Items
========================================
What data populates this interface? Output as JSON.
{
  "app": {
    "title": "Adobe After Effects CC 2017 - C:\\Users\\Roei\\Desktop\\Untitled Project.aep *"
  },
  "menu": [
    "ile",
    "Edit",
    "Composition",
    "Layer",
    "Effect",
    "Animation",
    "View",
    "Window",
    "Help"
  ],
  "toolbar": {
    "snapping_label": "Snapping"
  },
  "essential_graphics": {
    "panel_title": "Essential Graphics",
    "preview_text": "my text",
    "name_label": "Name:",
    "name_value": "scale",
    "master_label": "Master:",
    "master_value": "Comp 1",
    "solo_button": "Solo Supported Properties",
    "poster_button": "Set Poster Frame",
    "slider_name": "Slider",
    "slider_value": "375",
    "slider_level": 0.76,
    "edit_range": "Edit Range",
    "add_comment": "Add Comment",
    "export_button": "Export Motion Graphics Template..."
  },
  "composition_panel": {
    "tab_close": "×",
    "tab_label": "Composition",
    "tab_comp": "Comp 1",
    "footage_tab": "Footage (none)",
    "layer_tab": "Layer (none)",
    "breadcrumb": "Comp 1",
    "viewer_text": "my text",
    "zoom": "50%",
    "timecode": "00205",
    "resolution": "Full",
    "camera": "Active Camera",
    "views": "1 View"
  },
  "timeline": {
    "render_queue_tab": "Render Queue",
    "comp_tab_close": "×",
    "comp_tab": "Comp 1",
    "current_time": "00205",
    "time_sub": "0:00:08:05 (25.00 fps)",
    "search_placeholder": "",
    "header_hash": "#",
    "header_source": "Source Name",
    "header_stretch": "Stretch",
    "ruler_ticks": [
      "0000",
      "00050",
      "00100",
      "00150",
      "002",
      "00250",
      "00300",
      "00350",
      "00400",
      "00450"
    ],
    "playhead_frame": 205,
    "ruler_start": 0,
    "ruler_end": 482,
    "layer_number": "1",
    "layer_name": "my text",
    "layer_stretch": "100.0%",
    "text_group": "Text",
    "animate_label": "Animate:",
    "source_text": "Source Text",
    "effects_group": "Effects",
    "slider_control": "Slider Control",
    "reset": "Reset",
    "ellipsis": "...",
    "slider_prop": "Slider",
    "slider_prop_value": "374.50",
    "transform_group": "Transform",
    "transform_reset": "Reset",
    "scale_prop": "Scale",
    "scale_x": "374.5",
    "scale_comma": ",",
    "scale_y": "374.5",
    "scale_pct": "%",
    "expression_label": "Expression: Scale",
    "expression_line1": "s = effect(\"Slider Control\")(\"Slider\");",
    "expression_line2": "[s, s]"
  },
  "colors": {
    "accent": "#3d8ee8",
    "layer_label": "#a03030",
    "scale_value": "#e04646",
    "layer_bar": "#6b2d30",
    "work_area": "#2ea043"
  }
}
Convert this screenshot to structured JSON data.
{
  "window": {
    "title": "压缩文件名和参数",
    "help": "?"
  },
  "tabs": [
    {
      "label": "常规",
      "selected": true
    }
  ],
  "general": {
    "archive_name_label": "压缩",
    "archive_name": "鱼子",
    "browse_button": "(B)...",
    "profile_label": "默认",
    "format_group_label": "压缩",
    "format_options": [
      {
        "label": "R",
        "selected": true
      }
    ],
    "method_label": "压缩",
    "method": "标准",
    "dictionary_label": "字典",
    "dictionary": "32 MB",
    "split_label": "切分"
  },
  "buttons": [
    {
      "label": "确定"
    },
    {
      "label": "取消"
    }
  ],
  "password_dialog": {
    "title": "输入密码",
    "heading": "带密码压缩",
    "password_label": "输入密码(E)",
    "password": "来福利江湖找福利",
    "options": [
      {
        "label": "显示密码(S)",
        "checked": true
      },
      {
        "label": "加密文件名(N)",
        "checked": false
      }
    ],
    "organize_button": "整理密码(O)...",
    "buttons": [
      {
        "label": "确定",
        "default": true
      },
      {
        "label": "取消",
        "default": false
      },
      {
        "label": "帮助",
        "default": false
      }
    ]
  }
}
========================================
Reproduce every record above exactly as it appears.

What data populates this interface? Output as JSON.
{
  "app": {
    "title": "Adobe After Effects CC 2017 - C:\\Users\\Roei\\Desktop\\Untitled Project.aep *"
  },
  "menu": [
    "ile",
    "Edit",
    "Composition",
    "Layer",
    "Effect",
    "Animation",
    "View",
    "Window",
    "Help"
  ],
  "toolbar": {
    "snapping_label": "Snapping"
  },
  "essential_graphics": {
    "panel_title": "Essential Graphics",
    "preview_text": "my text",
    "name_label": "Name:",
    "name_value": "scale",
    "master_label": "Master:",
    "master_value": "Comp 1",
    "solo_button": "Solo Supported Properties",
    "poster_button": "Set Poster Frame",
    "slider_name": "Slider",
    "slider_value": "375",
    "slider_level": 0.76,
    "edit_range": "Edit Range",
    "add_comment": "Add Comment",
    "export_button": "Export Motion Graphics Template..."
  },
  "composition_panel": {
    "tab_close": "×",
    "tab_label": "Composition",
    "tab_comp": "Comp 1",
    "footage_tab": "Footage (none)",
    "layer_tab": "Layer (none)",
    "breadcrumb": "Comp 1",
    "viewer_text": "my text",
    "zoom": "50%",
    "timecode": "00205",
    "resolution": "Full",
    "camera": "Active Camera",
    "views": "1 View"
  },
  "timeline": {
    "render_queue_tab": "Render Queue",
    "comp_tab_close": "×",
    "comp_tab": "Comp 1",
    "current_time": "00205",
    "time_sub": "0:00:08:05 (25.00 fps)",
    "search_placeholder": "",
    "header_hash": "#",
    "header_source": "Source Name",
    "header_stretch": "Stretch",
    "ruler_ticks": [
      "0000",
      "00050",
      "00100",
      "00150",
      "002",
      "00250",
      "00300",
      "00350",
      "00400",
      "00450"
    ],
    "playhead_frame": 205,
    "ruler_start": 0,
    "ruler_end": 482,
    "layer_number": "1",
    "layer_name": "my text",
    "layer_stretch": "100.0%",
    "text_group": "Text",
    "animate_label": "Animate:",
    "source_text": "Source Text",
    "effects_group": "Effects",
    "slider_control": "Slider Control",
    "reset": "Reset",
    "ellipsis": "...",
    "slider_prop": "Slider",
    "slider_prop_value": "374.50",
    "transform_group": "Transform",
    "transform_reset": "Reset",
    "scale_prop": "Scale",
    "scale_x": "374.5",
    "scale_comma": ",",
    "scale_y": "374.5",
    "scale_pct": "%",
    "expression_label": "Expression: Scale",
    "expression_line1": "s = effect(\"Slider Control\")(\"Slider\");",
    "expression_line2": "[s, s]"
  },
  "colors": {
    "accent": "#3d8ee8",
    "layer_label": "#a03030",
    "scale_value": "#e04646",
    "layer_bar": "#6b2d30",
    "work_area": "#2ea043"
  }
}
Convert this screenshot to structured JSON data.
{
  "window": {
    "title": "压缩文件名和参数",
    "help": "?"
  },
  "tabs": [
    {
      "label": "常规",
      "selected": true
    }
  ],
  "general": {
    "archive_name_label": "压缩",
    "archive_name": "鱼子",
    "browse_button": "(B)...",
    "profile_label": "默认",
    "format_group_label": "压缩",
    "format_options": [
      {
        "label": "R",
        "selected": true
      }
    ],
    "method_label": "压缩",
    "method": "标准",
    "dictionary_label": "字典",
    "dictionary": "32 MB",
    "split_label": "切分"
  },
  "buttons": [
    {
      "label": "确定"
    },
    {
      "label": "取消"
    }
  ],
  "password_dialog": {
    "title": "输入密码",
    "heading": "带密码压缩",
    "password_label": "输入密码(E)",
    "password": "来福利江湖找福利",
    "options": [
      {
        "label": "显示密码(S)",
        "checked": true
      },
      {
        "label": "加密文件名(N)",
        "checked": false
      }
    ],
    "organize_button": "整理密码(O)...",
    "buttons": [
      {
        "label": "确定",
        "default": true
      },
      {
        "label": "取消",
        "default": false
      },
      {
        "label": "帮助",
        "default": false
      }
    ]
  }
}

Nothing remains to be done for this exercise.